GIVEN EXERCISE. Images are not part of the copy; write out the rest of the data exactly as given.

GIVEN INFORMATION.
________
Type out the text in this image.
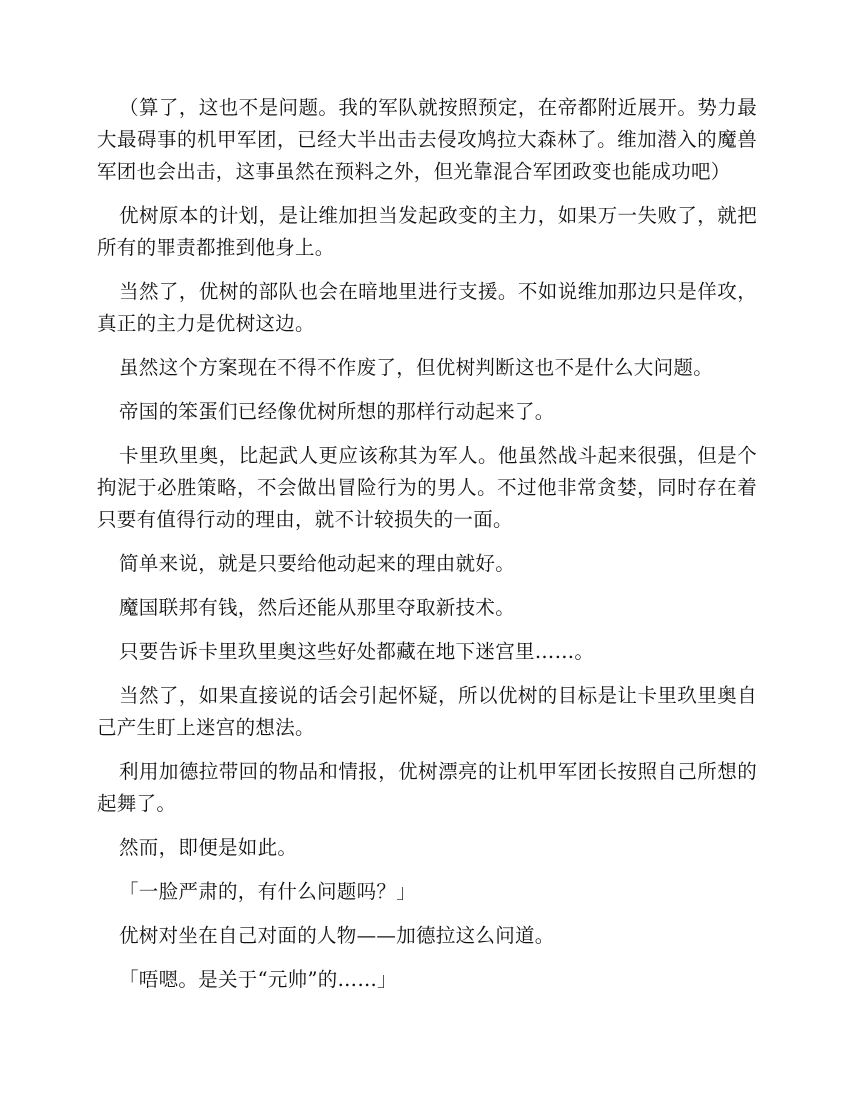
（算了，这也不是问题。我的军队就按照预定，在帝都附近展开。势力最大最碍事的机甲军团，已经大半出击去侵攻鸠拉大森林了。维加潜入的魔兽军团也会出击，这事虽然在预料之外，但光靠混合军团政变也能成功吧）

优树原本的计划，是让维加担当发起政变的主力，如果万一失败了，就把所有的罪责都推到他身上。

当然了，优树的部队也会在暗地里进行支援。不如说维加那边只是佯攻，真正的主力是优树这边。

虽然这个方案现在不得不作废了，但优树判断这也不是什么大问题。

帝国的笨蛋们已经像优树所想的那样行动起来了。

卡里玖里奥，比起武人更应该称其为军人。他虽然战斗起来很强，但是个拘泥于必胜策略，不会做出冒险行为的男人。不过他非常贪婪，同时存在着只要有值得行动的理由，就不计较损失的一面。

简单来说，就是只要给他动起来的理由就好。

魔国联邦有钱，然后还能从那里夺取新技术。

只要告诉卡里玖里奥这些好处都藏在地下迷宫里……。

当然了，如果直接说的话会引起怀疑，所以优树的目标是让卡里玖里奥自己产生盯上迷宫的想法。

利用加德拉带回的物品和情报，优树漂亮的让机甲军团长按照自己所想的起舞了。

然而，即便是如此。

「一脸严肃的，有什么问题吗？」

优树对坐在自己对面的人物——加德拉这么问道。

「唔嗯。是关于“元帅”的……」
________
WRITTEN SOLUTION.
Type out the text in this image.
（算了，这也不是问题。我的军队就按照预定，在帝都附近展开。势力最大最碍事的机甲军团，已经大半出击去侵攻鸠拉大森林了。维加潜入的魔兽军团也会出击，这事虽然在预料之外，但光靠混合军团政变也能成功吧）

优树原本的计划，是让维加担当发起政变的主力，如果万一失败了，就把所有的罪责都推到他身上。

当然了，优树的部队也会在暗地里进行支援。不如说维加那边只是佯攻，真正的主力是优树这边。

虽然这个方案现在不得不作废了，但优树判断这也不是什么大问题。

帝国的笨蛋们已经像优树所想的那样行动起来了。

卡里玖里奥，比起武人更应该称其为军人。他虽然战斗起来很强，但是个拘泥于必胜策略，不会做出冒险行为的男人。不过他非常贪婪，同时存在着只要有值得行动的理由，就不计较损失的一面。

简单来说，就是只要给他动起来的理由就好。

魔国联邦有钱，然后还能从那里夺取新技术。

只要告诉卡里玖里奥这些好处都藏在地下迷宫里……。

当然了，如果直接说的话会引起怀疑，所以优树的目标是让卡里玖里奥自己产生盯上迷宫的想法。

利用加德拉带回的物品和情报，优树漂亮的让机甲军团长按照自己所想的起舞了。

然而，即便是如此。

「一脸严肃的，有什么问题吗？」

优树对坐在自己对面的人物——加德拉这么问道。

「唔嗯。是关于“元帅”的……」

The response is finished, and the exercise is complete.